*What is being asked*:
Write out all of the entries exactly, please.

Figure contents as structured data
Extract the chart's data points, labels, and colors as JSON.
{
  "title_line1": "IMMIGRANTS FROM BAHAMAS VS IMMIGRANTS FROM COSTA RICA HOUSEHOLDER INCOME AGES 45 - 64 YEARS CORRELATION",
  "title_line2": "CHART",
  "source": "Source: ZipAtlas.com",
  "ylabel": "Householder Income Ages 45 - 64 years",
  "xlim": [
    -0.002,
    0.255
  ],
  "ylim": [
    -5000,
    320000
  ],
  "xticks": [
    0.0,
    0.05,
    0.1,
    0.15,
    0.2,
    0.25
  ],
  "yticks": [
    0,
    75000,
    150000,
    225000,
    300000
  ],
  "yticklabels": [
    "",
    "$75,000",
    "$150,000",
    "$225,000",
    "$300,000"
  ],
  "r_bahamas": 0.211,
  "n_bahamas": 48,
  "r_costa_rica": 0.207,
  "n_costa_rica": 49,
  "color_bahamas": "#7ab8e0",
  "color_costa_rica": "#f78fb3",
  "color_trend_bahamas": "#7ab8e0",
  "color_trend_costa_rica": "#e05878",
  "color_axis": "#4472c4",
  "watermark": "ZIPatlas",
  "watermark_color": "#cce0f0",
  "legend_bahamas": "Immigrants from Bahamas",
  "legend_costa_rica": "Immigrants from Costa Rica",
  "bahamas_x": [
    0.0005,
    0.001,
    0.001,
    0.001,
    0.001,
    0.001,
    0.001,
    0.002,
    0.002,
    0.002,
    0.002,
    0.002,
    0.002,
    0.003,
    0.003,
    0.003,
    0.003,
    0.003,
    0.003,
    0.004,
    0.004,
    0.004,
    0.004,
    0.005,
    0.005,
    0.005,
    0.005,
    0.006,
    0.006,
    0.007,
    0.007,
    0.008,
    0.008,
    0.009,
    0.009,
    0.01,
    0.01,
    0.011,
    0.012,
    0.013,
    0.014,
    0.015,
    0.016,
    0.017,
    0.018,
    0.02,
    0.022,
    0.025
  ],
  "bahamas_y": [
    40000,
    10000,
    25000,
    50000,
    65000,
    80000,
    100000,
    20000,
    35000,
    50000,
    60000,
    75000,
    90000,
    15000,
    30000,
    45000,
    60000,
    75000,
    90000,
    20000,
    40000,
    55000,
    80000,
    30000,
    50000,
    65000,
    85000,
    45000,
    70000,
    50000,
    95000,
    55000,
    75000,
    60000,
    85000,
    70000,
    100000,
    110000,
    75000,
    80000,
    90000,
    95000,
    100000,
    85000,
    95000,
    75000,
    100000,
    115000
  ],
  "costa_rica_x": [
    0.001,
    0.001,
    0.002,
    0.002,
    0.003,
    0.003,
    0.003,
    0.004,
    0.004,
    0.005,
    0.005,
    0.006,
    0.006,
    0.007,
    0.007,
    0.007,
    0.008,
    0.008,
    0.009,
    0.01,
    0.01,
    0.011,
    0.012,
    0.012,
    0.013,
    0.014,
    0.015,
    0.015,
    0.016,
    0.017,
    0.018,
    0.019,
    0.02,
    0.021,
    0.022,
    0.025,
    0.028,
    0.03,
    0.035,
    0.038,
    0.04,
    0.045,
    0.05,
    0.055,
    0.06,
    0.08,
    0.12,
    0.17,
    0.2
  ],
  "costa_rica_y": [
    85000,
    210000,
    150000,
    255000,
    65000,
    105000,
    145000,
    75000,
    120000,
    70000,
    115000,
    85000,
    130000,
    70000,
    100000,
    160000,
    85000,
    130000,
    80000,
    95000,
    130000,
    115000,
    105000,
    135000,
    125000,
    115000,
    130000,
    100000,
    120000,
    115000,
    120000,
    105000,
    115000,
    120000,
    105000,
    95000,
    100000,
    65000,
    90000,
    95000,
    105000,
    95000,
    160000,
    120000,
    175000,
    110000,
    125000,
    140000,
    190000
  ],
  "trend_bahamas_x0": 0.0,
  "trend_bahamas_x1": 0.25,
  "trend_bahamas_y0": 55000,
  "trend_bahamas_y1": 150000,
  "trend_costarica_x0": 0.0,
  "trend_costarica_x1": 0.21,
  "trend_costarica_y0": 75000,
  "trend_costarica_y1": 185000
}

*Task result*:
Extract the chart's data points, labels, and colors as JSON.
{
  "title_line1": "IMMIGRANTS FROM BAHAMAS VS IMMIGRANTS FROM COSTA RICA HOUSEHOLDER INCOME AGES 45 - 64 YEARS CORRELATION",
  "title_line2": "CHART",
  "source": "Source: ZipAtlas.com",
  "ylabel": "Householder Income Ages 45 - 64 years",
  "xlim": [
    -0.002,
    0.255
  ],
  "ylim": [
    -5000,
    320000
  ],
  "xticks": [
    0.0,
    0.05,
    0.1,
    0.15,
    0.2,
    0.25
  ],
  "yticks": [
    0,
    75000,
    150000,
    225000,
    300000
  ],
  "yticklabels": [
    "",
    "$75,000",
    "$150,000",
    "$225,000",
    "$300,000"
  ],
  "r_bahamas": 0.211,
  "n_bahamas": 48,
  "r_costa_rica": 0.207,
  "n_costa_rica": 49,
  "color_bahamas": "#7ab8e0",
  "color_costa_rica": "#f78fb3",
  "color_trend_bahamas": "#7ab8e0",
  "color_trend_costa_rica": "#e05878",
  "color_axis": "#4472c4",
  "watermark": "ZIPatlas",
  "watermark_color": "#cce0f0",
  "legend_bahamas": "Immigrants from Bahamas",
  "legend_costa_rica": "Immigrants from Costa Rica",
  "bahamas_x": [
    0.0005,
    0.001,
    0.001,
    0.001,
    0.001,
    0.001,
    0.001,
    0.002,
    0.002,
    0.002,
    0.002,
    0.002,
    0.002,
    0.003,
    0.003,
    0.003,
    0.003,
    0.003,
    0.003,
    0.004,
    0.004,
    0.004,
    0.004,
    0.005,
    0.005,
    0.005,
    0.005,
    0.006,
    0.006,
    0.007,
    0.007,
    0.008,
    0.008,
    0.009,
    0.009,
    0.01,
    0.01,
    0.011,
    0.012,
    0.013,
    0.014,
    0.015,
    0.016,
    0.017,
    0.018,
    0.02,
    0.022,
    0.025
  ],
  "bahamas_y": [
    40000,
    10000,
    25000,
    50000,
    65000,
    80000,
    100000,
    20000,
    35000,
    50000,
    60000,
    75000,
    90000,
    15000,
    30000,
    45000,
    60000,
    75000,
    90000,
    20000,
    40000,
    55000,
    80000,
    30000,
    50000,
    65000,
    85000,
    45000,
    70000,
    50000,
    95000,
    55000,
    75000,
    60000,
    85000,
    70000,
    100000,
    110000,
    75000,
    80000,
    90000,
    95000,
    100000,
    85000,
    95000,
    75000,
    100000,
    115000
  ],
  "costa_rica_x": [
    0.001,
    0.001,
    0.002,
    0.002,
    0.003,
    0.003,
    0.003,
    0.004,
    0.004,
    0.005,
    0.005,
    0.006,
    0.006,
    0.007,
    0.007,
    0.007,
    0.008,
    0.008,
    0.009,
    0.01,
    0.01,
    0.011,
    0.012,
    0.012,
    0.013,
    0.014,
    0.015,
    0.015,
    0.016,
    0.017,
    0.018,
    0.019,
    0.02,
    0.021,
    0.022,
    0.025,
    0.028,
    0.03,
    0.035,
    0.038,
    0.04,
    0.045,
    0.05,
    0.055,
    0.06,
    0.08,
    0.12,
    0.17,
    0.2
  ],
  "costa_rica_y": [
    85000,
    210000,
    150000,
    255000,
    65000,
    105000,
    145000,
    75000,
    120000,
    70000,
    115000,
    85000,
    130000,
    70000,
    100000,
    160000,
    85000,
    130000,
    80000,
    95000,
    130000,
    115000,
    105000,
    135000,
    125000,
    115000,
    130000,
    100000,
    120000,
    115000,
    120000,
    105000,
    115000,
    120000,
    105000,
    95000,
    100000,
    65000,
    90000,
    95000,
    105000,
    95000,
    160000,
    120000,
    175000,
    110000,
    125000,
    140000,
    190000
  ],
  "trend_bahamas_x0": 0.0,
  "trend_bahamas_x1": 0.25,
  "trend_bahamas_y0": 55000,
  "trend_bahamas_y1": 150000,
  "trend_costarica_x0": 0.0,
  "trend_costarica_x1": 0.21,
  "trend_costarica_y0": 75000,
  "trend_costarica_y1": 185000
}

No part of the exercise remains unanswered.